=== Problem to solve ===
Determine which lines contain the word "snow", then copy those lines.

Dataset entries
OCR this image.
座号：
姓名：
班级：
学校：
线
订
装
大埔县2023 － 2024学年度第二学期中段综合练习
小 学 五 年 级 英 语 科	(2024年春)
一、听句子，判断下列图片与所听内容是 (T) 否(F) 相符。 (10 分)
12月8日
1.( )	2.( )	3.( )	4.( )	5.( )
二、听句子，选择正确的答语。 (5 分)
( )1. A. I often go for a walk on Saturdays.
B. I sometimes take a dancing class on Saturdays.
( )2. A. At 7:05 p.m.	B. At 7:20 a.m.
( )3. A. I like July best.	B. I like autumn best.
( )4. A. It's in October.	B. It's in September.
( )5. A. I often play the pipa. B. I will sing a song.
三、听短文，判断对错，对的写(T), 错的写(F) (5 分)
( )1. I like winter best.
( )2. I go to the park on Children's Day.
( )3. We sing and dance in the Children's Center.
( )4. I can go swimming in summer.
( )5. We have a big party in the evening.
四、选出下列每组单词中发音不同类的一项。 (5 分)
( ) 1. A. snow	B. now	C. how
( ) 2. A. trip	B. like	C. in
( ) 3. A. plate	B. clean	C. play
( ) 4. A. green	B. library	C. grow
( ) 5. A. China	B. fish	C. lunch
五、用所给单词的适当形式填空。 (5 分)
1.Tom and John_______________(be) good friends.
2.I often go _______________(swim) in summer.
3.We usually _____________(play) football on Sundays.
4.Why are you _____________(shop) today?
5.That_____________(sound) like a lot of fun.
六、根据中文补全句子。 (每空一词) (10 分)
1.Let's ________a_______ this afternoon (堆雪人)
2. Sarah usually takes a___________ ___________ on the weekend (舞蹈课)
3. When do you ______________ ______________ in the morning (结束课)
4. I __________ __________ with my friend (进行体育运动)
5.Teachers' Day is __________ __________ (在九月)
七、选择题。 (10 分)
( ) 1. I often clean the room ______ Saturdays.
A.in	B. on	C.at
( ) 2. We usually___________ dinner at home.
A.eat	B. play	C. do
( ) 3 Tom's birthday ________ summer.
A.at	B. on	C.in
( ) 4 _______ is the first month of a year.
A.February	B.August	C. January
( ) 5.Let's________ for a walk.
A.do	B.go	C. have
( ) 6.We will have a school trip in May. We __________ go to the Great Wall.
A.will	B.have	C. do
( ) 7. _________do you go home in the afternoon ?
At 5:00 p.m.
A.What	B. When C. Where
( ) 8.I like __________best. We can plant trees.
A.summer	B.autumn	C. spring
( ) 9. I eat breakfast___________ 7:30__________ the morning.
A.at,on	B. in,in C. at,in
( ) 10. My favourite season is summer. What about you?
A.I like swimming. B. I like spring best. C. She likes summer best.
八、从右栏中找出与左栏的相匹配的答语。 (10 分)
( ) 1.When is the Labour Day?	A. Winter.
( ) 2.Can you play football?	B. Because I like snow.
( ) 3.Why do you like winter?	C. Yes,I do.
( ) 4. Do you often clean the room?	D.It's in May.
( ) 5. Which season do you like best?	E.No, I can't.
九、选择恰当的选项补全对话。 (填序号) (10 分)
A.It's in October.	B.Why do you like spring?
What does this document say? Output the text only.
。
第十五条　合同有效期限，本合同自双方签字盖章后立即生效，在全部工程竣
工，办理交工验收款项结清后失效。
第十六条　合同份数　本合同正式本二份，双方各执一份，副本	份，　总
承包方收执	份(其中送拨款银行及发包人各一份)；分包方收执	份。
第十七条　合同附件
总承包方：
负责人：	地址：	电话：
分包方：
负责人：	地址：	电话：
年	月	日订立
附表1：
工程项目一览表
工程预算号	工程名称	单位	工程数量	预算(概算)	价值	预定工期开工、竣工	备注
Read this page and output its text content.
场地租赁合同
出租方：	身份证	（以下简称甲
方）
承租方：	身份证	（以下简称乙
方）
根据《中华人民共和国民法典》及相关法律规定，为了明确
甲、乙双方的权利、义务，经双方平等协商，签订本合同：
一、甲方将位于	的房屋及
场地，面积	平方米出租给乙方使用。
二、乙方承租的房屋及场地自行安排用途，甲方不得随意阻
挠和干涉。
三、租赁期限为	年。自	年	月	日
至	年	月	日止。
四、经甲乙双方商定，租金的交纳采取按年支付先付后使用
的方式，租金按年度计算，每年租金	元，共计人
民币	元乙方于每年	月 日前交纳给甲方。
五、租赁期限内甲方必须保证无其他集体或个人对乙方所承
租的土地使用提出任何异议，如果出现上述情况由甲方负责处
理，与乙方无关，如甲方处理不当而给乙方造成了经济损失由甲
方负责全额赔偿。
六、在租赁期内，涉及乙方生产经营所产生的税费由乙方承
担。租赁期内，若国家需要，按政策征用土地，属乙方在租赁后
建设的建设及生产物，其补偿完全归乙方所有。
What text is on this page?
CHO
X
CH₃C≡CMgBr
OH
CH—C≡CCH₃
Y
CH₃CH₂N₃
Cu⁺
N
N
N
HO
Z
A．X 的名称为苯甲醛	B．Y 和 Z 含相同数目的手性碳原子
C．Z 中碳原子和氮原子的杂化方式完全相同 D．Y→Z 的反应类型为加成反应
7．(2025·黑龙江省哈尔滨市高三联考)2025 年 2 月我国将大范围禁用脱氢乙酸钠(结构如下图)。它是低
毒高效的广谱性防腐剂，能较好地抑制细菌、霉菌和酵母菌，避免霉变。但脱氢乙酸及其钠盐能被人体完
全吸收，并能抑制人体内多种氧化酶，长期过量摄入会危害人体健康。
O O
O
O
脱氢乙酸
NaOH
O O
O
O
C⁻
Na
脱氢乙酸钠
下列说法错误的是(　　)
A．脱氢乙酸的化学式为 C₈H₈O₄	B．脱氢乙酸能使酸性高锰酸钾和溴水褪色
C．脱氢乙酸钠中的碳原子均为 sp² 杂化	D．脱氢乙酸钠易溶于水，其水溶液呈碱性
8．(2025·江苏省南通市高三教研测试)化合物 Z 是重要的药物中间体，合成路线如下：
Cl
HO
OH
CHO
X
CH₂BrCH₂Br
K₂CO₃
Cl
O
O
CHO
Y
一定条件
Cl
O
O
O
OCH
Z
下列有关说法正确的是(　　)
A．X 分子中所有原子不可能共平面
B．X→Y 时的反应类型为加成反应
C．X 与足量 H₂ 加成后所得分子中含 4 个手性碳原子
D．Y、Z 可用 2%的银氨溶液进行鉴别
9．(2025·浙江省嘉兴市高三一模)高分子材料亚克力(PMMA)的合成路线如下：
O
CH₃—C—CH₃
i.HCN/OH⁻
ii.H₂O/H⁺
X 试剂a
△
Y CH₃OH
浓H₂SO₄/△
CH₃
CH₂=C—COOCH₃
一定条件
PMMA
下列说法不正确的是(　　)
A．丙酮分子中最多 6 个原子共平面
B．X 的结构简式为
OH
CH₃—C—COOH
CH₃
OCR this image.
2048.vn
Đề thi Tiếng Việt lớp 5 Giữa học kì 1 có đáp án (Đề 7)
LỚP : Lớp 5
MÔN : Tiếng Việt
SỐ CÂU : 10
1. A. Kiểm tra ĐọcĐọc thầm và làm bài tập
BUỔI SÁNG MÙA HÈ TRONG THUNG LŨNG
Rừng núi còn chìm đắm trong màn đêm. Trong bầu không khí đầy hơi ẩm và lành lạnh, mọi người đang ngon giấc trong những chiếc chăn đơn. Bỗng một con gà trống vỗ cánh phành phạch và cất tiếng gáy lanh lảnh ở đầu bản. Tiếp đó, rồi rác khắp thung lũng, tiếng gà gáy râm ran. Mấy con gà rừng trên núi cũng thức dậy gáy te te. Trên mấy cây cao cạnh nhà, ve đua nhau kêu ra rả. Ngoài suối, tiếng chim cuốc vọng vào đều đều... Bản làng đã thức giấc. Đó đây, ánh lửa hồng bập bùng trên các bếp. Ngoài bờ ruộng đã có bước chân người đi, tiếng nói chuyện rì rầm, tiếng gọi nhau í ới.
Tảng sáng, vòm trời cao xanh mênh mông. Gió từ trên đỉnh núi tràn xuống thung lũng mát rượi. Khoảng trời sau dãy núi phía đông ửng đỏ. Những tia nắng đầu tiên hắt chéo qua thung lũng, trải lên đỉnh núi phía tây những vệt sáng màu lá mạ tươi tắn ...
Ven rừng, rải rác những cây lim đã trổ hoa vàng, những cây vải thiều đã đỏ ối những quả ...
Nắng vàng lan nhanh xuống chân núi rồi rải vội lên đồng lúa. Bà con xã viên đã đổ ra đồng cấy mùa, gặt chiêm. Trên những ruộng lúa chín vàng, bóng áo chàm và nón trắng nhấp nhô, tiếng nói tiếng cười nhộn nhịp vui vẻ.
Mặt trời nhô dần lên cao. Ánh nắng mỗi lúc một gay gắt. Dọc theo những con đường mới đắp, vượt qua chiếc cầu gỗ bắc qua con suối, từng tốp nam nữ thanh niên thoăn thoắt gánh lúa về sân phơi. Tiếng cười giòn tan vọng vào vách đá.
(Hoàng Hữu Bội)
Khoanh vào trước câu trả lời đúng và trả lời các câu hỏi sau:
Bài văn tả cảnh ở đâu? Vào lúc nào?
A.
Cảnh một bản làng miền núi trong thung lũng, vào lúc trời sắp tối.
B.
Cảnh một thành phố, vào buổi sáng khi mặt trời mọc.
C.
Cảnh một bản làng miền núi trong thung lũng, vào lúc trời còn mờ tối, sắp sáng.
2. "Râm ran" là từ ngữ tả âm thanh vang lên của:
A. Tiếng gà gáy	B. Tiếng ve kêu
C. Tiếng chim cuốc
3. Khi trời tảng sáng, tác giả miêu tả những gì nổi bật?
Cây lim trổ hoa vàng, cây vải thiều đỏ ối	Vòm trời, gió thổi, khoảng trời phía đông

=== In response ===
( ) 1. A. snow	B. now	C. how
( ) 2.Can you play football?	B. Because I like snow.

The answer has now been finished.